14.04.2023, Financement du développement

Le ministre des Affaires étrangères Ignazio Cassis a informé sur la stratégie de financement à moyen terme pour le soutien à l'Ukraine. Mais il a renoncé à donner des explications sur l'origine des fonds. Nous expliquons ce qu’il n'a pas voulu dire.

Laura Ebneter
Laura Ebneter

Experte en coopération internationale

Ce que Ignazio Cassis n’a pas voulu dire

© Stephan Poost / pixelio.de

Lors des réunions de printemps du Fonds monétaire international (FMI) et de la Banque mondiale à Washington, le Conseiller fédéral Cassis a accordé une interview à l'émission « Echo der Zeit » de la radio SRF le 13 avril. Il a souligné le soutien à long terme à l'Ukraine tout en promettant que les fonds destinés à la lutte contre la pauvreté dans le Sud resteraient garantis. Ce calcul est-il juste ?

Le Conseiller fédéral Cassis a expliqué que dans un premier temps, « un peu d'argent de la coopération internationale serait placé dans un fonds séparé d'un montant de 1,8 milliard ». Mais comment financer ces 1,8 milliards sans grever le budget de la coopération internationale (CI) ? Selon nos informations, les 1,8 milliards se composent comme suit :

  • 300 millions de francs sont prévus pour 2023-2024 (composés de crédits supplémentaires et du budget courant).
  • On savait déjà que la croissance nominale prévue des dépenses de la CI 2025-2028 (+2,5%/an) serait réservée à la reconstruction de l'Ukraine, ce qui représente environ 650 millions de francs.

[Données de détection de la mise en page de documents]

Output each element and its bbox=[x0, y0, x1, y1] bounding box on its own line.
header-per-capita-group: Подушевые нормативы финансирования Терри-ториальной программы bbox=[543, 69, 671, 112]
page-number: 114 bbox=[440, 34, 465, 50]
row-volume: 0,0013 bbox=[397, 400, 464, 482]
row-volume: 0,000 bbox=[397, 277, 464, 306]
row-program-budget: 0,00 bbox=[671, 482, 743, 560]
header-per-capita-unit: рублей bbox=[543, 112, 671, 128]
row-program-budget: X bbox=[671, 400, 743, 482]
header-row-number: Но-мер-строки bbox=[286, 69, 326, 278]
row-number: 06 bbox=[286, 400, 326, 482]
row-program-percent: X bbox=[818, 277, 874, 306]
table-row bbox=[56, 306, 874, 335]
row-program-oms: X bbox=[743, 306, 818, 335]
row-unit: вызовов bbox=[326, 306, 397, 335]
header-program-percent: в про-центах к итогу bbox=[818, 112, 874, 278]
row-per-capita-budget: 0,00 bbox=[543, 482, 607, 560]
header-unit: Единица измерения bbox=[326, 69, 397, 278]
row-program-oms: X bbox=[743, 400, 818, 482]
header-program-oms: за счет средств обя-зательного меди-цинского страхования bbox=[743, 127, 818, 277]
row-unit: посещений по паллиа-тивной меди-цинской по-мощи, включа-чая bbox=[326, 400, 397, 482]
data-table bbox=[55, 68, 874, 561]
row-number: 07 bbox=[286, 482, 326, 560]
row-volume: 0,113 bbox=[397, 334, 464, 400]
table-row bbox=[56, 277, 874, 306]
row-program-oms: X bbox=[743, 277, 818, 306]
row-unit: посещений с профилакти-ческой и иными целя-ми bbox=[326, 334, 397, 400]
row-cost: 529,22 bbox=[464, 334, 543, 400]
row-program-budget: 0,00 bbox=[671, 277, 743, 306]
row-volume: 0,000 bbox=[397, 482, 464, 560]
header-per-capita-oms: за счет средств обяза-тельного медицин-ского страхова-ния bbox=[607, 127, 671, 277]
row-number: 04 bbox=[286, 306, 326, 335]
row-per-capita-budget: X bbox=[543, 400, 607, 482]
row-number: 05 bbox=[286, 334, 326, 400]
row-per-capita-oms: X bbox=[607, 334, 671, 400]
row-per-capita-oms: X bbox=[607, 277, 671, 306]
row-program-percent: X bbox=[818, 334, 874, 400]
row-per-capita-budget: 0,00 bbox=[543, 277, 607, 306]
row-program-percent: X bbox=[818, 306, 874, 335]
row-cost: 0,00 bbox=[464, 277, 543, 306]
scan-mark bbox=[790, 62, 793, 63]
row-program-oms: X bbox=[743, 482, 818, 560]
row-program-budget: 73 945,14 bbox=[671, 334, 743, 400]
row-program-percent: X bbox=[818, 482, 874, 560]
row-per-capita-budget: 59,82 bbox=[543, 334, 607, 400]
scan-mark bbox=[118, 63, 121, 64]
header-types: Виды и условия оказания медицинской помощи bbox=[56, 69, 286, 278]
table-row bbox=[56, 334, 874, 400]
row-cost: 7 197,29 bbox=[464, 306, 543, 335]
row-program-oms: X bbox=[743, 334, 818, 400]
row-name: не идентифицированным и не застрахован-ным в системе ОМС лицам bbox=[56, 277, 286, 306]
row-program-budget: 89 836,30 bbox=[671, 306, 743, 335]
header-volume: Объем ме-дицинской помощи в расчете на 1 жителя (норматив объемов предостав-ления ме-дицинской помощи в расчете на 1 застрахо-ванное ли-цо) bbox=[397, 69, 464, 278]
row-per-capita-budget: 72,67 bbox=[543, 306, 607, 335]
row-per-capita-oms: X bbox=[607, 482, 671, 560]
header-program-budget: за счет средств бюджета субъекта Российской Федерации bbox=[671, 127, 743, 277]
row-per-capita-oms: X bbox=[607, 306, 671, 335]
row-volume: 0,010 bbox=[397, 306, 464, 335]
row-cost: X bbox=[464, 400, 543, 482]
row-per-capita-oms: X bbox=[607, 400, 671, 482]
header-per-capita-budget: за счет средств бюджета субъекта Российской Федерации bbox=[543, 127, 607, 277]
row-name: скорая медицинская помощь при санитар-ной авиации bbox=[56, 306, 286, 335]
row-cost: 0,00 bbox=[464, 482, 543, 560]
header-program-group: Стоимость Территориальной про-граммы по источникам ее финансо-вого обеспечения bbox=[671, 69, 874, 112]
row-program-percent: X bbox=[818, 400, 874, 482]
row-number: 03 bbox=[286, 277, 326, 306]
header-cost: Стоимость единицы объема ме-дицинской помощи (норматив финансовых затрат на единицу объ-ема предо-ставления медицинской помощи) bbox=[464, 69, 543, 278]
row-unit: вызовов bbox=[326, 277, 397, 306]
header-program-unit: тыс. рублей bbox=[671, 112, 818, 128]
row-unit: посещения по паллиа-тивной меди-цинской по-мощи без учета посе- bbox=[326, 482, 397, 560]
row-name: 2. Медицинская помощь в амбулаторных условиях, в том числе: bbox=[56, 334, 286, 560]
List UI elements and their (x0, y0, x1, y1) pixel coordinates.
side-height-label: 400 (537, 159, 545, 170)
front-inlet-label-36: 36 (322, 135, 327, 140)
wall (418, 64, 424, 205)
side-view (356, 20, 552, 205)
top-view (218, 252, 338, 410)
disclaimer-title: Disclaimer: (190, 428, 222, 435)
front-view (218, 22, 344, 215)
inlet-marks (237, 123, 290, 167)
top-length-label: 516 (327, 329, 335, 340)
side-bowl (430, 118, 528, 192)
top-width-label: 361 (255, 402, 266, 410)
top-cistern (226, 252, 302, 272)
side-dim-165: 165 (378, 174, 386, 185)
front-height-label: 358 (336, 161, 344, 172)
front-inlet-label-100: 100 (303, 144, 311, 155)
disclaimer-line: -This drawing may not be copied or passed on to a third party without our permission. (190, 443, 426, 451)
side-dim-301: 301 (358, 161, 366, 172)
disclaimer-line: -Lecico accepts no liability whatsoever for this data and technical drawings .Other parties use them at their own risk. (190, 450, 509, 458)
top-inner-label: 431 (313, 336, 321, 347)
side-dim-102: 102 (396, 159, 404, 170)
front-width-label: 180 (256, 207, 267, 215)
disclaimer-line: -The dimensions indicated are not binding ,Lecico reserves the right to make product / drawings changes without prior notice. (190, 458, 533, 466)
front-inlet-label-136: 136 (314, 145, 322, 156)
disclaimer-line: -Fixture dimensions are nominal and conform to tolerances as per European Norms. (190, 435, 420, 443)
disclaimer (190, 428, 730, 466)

### Énoncé
D'après l'article sur le soutien à l'Ukraine, à quelle émission le Conseiller fédéral Cassis a-t-il accordé une interview le 13 avril ? Les entrées forment un matériau à part, indépendant de l'article.

### Réponse
À l'émission « Echo der Zeit » de la radio SRF.